PROBLEM TO SOLVE: Collect every line in the records below that contains the word "name".

Saved entries:
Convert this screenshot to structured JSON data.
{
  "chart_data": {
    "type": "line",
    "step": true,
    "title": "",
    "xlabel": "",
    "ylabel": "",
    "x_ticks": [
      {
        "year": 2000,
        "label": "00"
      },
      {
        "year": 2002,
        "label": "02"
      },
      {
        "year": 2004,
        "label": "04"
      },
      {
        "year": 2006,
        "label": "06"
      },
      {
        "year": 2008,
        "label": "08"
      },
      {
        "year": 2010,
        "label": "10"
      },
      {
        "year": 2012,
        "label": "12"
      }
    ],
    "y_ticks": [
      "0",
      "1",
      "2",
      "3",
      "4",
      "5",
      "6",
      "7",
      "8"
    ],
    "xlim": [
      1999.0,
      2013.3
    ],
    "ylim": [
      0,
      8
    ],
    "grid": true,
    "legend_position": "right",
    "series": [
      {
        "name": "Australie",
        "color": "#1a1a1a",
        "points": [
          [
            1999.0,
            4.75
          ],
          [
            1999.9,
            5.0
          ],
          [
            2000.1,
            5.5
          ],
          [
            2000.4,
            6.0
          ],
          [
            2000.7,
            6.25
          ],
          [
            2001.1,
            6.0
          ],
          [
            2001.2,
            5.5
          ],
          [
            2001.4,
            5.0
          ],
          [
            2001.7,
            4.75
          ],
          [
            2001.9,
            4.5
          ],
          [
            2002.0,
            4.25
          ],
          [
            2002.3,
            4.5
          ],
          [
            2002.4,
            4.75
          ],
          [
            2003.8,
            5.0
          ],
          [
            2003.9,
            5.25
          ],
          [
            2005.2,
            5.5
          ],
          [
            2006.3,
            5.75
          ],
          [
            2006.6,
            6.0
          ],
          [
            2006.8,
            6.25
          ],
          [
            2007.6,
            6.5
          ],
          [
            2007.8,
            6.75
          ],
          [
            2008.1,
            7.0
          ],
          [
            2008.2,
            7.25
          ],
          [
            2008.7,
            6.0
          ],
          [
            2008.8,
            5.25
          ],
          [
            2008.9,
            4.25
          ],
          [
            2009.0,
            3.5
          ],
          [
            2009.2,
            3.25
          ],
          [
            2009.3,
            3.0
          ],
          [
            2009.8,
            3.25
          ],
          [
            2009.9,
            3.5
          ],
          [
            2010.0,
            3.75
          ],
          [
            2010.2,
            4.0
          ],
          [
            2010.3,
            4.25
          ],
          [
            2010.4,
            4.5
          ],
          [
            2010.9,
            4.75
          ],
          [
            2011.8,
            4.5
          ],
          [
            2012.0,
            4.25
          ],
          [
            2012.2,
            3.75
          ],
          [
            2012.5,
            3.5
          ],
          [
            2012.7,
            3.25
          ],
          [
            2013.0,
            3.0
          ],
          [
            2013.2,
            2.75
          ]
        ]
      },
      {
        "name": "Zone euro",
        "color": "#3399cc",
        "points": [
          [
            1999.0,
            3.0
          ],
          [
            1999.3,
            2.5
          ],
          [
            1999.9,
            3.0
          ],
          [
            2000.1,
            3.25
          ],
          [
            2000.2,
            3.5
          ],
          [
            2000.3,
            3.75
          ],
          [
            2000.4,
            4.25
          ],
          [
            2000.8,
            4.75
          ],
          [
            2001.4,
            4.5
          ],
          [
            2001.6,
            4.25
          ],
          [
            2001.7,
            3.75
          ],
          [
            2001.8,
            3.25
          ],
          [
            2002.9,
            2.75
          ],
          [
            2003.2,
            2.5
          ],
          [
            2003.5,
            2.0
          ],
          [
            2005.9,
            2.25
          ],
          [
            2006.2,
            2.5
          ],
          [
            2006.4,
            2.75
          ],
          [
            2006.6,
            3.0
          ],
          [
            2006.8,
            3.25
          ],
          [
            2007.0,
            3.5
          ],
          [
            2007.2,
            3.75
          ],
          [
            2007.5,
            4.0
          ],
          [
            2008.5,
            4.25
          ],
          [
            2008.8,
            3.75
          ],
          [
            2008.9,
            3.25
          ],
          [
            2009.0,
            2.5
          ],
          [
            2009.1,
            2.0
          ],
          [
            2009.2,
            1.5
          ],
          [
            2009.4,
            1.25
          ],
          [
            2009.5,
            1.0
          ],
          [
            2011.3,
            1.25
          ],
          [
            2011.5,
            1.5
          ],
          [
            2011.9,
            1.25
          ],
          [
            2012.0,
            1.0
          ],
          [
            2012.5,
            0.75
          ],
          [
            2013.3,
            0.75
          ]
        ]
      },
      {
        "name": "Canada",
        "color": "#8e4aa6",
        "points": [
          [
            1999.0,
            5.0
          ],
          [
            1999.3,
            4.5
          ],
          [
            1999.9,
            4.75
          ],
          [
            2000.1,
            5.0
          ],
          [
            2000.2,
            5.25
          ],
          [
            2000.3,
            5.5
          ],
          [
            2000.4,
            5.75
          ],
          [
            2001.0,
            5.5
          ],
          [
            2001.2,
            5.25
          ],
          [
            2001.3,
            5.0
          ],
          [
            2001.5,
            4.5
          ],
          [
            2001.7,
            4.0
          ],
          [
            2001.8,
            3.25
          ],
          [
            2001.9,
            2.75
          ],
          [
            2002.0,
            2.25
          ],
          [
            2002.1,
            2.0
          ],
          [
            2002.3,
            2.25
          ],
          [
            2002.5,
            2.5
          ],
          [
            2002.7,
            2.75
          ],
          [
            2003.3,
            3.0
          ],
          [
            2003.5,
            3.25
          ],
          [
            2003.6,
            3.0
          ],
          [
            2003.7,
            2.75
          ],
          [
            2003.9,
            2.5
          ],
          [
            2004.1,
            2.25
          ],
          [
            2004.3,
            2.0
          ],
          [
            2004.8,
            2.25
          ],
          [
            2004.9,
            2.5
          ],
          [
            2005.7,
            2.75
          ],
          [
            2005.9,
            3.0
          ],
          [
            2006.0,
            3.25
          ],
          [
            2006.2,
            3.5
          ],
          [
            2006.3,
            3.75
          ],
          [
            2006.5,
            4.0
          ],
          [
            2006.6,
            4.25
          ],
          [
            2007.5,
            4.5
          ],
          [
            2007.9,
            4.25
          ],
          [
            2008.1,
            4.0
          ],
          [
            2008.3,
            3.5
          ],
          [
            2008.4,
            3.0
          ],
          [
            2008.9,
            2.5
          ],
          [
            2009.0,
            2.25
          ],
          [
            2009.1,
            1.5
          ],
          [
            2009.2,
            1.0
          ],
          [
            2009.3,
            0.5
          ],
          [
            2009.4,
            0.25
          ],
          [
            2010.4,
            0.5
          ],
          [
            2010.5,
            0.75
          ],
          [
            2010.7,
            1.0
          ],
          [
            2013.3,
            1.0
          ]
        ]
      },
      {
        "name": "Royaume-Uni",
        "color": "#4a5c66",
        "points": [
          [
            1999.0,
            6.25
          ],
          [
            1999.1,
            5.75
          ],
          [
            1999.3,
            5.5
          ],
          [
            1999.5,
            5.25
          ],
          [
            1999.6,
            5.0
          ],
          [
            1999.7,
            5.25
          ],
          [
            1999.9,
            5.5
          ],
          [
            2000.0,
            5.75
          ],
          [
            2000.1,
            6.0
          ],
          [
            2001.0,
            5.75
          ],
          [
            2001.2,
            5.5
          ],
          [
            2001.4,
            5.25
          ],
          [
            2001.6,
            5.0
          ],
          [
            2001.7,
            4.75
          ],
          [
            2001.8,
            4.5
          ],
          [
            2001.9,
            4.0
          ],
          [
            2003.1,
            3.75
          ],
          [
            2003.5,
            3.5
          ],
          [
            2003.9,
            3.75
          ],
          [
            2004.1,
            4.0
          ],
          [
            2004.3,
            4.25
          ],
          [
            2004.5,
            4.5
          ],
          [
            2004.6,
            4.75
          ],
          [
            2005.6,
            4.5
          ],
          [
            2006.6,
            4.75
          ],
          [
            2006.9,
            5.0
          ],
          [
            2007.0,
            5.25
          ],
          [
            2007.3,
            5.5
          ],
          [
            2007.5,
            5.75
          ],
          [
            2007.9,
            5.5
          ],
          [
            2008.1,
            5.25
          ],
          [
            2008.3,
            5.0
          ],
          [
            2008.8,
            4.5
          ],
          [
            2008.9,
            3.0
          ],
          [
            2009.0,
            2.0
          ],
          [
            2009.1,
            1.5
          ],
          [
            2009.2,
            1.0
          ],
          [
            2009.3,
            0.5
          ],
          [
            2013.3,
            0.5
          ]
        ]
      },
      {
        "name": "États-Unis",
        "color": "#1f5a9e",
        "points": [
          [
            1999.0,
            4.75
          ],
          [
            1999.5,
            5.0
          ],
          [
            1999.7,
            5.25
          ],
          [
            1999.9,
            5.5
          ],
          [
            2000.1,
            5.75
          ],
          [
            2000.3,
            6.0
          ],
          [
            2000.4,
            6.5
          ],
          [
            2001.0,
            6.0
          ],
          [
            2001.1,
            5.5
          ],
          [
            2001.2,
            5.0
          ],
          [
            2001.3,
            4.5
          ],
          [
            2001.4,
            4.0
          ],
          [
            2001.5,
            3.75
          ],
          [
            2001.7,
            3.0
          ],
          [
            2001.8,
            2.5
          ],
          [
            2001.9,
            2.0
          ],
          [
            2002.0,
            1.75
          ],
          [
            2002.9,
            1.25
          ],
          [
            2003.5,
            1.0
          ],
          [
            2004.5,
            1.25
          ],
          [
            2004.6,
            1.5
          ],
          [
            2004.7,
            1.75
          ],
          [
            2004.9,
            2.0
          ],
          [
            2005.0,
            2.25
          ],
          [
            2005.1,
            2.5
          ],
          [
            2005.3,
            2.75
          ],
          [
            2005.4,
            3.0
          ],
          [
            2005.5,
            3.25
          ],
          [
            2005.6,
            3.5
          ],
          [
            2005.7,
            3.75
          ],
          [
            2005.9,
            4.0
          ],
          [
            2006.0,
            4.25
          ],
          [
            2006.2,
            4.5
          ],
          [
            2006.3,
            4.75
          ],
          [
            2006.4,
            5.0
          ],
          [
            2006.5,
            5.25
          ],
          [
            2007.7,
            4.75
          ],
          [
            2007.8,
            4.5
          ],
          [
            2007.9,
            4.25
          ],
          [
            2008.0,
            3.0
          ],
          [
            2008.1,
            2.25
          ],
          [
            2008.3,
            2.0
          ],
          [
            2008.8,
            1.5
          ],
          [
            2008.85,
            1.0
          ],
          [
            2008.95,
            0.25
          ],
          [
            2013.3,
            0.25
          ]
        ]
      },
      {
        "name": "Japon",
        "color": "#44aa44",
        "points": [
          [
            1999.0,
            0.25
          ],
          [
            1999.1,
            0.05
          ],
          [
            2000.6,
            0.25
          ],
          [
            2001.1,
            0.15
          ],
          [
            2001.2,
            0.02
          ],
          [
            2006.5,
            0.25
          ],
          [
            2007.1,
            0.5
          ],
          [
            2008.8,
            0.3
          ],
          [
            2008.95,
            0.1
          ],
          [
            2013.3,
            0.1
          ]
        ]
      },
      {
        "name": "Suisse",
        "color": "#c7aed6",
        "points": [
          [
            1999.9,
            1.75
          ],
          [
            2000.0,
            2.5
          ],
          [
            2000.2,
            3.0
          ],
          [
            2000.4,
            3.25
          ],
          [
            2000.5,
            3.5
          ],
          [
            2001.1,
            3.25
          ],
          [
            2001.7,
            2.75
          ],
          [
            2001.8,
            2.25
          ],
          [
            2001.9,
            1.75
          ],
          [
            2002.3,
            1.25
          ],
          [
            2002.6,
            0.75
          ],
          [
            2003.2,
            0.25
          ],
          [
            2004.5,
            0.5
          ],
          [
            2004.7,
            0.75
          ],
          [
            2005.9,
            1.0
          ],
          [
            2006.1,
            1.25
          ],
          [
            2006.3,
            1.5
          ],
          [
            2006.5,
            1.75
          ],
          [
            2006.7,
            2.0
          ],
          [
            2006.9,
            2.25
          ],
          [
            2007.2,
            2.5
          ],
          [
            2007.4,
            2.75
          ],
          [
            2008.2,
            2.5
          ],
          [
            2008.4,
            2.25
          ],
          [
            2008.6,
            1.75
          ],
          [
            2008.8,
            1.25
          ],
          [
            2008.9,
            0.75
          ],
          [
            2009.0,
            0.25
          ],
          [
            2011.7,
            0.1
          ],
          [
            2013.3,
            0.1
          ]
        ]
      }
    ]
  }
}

ANSWER FOR THE TASK:
        "name": "Australie",
        "name": "Zone euro",
        "name": "Canada",
        "name": "Royaume-Uni",
        "name": "États-Unis",
        "name": "Japon",
        "name": "Suisse",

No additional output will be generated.